==== Recorded information
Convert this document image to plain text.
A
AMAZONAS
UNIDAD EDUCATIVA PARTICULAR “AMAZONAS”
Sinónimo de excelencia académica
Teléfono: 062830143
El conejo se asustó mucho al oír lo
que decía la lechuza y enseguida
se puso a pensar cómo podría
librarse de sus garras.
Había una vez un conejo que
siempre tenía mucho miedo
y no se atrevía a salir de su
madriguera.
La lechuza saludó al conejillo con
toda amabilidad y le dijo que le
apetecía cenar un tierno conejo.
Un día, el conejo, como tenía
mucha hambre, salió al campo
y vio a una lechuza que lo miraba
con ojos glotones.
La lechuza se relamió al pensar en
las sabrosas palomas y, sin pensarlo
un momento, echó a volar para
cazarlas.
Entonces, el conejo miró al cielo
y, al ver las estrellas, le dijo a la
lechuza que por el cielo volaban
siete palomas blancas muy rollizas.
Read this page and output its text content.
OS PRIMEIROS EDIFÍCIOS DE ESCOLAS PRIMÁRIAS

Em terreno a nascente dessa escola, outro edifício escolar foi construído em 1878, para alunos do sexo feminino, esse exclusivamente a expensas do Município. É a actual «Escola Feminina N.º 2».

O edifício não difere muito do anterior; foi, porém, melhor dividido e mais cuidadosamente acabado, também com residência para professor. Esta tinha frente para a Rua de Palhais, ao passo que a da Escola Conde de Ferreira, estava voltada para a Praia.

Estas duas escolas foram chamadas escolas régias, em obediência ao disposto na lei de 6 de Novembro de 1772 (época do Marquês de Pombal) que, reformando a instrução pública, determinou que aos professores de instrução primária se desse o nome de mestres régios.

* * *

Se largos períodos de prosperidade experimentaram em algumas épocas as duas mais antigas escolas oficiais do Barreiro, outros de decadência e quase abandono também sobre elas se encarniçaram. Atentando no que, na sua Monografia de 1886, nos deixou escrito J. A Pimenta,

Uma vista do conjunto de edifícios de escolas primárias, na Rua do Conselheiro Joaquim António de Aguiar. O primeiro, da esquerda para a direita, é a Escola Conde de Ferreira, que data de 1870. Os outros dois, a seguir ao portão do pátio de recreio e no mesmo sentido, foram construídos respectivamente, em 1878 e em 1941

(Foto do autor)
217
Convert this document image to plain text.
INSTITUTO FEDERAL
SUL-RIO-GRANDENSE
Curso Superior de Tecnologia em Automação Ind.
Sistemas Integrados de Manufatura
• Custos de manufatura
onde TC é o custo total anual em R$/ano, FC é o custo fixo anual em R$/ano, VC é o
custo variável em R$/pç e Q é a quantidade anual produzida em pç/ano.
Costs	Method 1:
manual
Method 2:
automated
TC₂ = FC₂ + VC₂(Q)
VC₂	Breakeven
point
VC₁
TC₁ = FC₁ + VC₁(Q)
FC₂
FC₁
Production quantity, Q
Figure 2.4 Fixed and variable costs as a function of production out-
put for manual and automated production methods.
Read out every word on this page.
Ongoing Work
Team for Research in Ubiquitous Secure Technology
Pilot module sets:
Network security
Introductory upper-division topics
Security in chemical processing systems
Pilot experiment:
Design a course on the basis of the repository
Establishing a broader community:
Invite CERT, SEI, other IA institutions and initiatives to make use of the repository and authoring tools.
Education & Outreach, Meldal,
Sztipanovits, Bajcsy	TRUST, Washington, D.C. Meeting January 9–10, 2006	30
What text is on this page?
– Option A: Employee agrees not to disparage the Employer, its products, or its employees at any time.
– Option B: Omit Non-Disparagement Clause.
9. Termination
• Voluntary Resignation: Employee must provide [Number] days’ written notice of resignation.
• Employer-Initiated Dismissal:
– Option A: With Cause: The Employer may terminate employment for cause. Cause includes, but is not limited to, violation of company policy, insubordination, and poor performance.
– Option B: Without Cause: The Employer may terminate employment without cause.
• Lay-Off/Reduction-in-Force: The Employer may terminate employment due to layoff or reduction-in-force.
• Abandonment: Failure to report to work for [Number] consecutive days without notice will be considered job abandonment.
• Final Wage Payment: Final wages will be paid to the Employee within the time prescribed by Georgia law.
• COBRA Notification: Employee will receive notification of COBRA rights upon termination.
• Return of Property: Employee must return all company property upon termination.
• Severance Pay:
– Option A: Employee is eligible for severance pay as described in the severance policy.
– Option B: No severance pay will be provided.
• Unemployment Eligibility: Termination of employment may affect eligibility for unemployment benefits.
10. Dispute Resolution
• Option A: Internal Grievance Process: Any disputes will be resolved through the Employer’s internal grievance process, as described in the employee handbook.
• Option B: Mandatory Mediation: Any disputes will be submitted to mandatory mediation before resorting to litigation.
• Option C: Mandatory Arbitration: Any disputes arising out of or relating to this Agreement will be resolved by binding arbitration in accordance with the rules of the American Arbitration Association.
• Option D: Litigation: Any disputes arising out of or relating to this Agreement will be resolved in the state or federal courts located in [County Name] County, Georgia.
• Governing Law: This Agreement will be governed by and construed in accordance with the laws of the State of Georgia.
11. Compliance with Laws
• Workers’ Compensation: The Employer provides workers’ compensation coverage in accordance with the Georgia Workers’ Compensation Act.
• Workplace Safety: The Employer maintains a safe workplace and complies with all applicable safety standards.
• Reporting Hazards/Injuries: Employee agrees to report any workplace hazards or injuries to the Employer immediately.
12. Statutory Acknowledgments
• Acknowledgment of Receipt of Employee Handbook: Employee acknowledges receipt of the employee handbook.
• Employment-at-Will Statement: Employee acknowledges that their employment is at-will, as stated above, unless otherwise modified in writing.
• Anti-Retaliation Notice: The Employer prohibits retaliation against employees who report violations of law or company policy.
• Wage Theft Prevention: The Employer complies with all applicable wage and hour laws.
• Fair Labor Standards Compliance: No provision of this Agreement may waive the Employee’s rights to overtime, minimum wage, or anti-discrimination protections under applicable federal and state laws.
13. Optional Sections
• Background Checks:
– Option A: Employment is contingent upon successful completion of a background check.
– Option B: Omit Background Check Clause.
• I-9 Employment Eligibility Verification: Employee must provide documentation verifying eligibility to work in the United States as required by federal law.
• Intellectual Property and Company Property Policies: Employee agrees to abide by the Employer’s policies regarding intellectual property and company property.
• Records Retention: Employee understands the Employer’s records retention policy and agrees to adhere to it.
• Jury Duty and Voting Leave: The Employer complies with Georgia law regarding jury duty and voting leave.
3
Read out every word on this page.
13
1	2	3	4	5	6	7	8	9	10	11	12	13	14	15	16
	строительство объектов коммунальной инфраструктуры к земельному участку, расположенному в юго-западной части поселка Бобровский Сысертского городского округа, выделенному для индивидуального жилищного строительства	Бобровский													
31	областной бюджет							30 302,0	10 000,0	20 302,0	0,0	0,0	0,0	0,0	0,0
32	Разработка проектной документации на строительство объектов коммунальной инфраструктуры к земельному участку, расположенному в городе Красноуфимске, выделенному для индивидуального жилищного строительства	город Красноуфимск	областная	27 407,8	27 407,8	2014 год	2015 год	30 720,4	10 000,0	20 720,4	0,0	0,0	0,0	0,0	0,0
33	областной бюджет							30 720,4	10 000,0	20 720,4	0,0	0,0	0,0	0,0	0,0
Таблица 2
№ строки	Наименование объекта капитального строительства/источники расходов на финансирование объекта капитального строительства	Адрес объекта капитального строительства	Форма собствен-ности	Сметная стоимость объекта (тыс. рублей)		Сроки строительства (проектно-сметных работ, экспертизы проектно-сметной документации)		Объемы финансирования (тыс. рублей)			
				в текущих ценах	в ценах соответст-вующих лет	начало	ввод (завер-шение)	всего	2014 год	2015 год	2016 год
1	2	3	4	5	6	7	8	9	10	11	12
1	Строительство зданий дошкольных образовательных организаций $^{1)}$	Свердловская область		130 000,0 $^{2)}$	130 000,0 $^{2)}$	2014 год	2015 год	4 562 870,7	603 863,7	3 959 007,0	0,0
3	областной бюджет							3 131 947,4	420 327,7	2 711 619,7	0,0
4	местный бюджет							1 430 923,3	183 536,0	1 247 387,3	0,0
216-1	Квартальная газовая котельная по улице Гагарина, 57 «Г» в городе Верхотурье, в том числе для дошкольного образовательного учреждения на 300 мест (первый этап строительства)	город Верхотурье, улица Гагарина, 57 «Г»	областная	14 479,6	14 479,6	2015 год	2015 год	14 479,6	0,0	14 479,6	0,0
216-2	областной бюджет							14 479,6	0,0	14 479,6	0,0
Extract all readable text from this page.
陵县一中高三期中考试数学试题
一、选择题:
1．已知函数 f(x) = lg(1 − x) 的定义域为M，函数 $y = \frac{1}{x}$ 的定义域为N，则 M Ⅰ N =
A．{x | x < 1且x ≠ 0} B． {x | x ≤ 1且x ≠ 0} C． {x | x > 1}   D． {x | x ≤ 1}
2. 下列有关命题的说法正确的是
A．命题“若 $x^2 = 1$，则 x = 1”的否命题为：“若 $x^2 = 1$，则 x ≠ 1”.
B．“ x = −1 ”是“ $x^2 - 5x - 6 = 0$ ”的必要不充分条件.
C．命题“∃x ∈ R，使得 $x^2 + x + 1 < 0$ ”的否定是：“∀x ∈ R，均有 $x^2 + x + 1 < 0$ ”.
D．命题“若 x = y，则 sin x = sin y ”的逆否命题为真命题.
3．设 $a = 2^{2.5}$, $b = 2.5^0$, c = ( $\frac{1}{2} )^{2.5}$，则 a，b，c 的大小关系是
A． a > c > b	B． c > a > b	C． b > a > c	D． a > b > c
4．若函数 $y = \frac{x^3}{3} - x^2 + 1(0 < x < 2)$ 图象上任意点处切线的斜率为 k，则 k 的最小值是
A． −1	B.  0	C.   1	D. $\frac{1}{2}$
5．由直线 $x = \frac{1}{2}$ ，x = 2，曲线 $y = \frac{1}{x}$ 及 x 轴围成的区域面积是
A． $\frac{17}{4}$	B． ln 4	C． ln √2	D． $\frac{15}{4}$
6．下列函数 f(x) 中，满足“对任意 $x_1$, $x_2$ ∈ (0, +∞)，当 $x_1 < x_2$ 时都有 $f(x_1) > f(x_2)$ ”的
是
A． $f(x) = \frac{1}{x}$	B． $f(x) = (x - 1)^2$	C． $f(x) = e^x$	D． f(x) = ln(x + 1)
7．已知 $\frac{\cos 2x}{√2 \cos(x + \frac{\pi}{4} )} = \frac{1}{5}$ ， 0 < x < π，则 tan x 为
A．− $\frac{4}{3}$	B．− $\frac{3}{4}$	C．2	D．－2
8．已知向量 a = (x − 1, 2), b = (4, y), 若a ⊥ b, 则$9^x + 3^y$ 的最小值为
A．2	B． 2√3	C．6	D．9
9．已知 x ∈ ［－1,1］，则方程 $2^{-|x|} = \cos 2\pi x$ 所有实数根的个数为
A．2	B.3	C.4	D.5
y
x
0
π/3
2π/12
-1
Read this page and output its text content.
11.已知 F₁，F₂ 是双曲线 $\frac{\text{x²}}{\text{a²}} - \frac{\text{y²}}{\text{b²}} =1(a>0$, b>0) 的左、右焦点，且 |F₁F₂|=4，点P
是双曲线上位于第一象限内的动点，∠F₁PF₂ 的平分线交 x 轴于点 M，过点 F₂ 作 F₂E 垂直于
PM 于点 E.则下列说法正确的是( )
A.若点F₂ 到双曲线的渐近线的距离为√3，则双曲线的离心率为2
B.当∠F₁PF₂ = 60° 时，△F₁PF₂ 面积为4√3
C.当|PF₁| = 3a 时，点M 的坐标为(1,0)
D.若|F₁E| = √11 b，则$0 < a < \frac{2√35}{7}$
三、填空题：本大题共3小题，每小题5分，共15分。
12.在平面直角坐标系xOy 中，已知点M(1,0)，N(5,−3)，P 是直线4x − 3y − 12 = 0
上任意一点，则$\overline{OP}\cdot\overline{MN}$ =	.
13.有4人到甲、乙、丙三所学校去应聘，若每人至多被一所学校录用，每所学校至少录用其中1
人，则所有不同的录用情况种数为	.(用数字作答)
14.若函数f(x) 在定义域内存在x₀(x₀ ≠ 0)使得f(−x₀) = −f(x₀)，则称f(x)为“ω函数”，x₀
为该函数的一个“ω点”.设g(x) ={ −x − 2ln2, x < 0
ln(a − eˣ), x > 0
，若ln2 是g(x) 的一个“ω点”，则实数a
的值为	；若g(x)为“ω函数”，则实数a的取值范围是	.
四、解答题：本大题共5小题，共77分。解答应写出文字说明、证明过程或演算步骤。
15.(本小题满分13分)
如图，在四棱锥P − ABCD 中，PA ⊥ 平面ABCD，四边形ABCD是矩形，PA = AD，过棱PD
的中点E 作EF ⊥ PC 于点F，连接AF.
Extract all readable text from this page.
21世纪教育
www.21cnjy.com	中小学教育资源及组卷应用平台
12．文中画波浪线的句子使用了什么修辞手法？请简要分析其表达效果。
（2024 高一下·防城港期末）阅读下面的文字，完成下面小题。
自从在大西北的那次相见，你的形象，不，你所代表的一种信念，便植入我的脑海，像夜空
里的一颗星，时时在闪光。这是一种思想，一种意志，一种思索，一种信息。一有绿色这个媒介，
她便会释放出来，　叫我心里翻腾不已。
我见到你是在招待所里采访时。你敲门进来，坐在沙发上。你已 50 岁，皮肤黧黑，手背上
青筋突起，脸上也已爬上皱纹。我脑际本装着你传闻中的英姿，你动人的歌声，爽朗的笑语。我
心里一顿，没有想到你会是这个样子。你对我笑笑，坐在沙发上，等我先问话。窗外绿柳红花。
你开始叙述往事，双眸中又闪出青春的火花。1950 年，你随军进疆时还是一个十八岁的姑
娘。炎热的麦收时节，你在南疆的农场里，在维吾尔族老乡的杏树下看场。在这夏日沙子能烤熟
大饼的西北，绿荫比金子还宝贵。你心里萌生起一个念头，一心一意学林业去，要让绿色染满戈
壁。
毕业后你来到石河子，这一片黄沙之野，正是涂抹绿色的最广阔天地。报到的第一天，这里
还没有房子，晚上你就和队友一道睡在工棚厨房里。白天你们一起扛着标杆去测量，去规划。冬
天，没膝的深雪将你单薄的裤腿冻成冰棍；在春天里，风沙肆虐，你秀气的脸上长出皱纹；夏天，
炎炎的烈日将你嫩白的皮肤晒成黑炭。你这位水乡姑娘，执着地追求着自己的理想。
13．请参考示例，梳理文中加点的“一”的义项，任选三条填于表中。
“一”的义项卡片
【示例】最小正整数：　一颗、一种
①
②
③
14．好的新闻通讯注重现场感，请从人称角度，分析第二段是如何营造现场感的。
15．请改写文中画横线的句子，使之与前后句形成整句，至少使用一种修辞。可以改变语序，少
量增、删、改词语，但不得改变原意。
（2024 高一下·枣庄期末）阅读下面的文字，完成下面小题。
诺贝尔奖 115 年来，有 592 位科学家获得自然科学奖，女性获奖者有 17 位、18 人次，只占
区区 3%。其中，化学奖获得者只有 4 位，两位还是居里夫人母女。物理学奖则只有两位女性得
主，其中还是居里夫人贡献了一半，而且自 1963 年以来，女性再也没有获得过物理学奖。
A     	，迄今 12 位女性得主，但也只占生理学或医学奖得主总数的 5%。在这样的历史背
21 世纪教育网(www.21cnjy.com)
========
- What is expected -
Answer with one number only: how many lines above contain the word "документации".

- Correct response -
2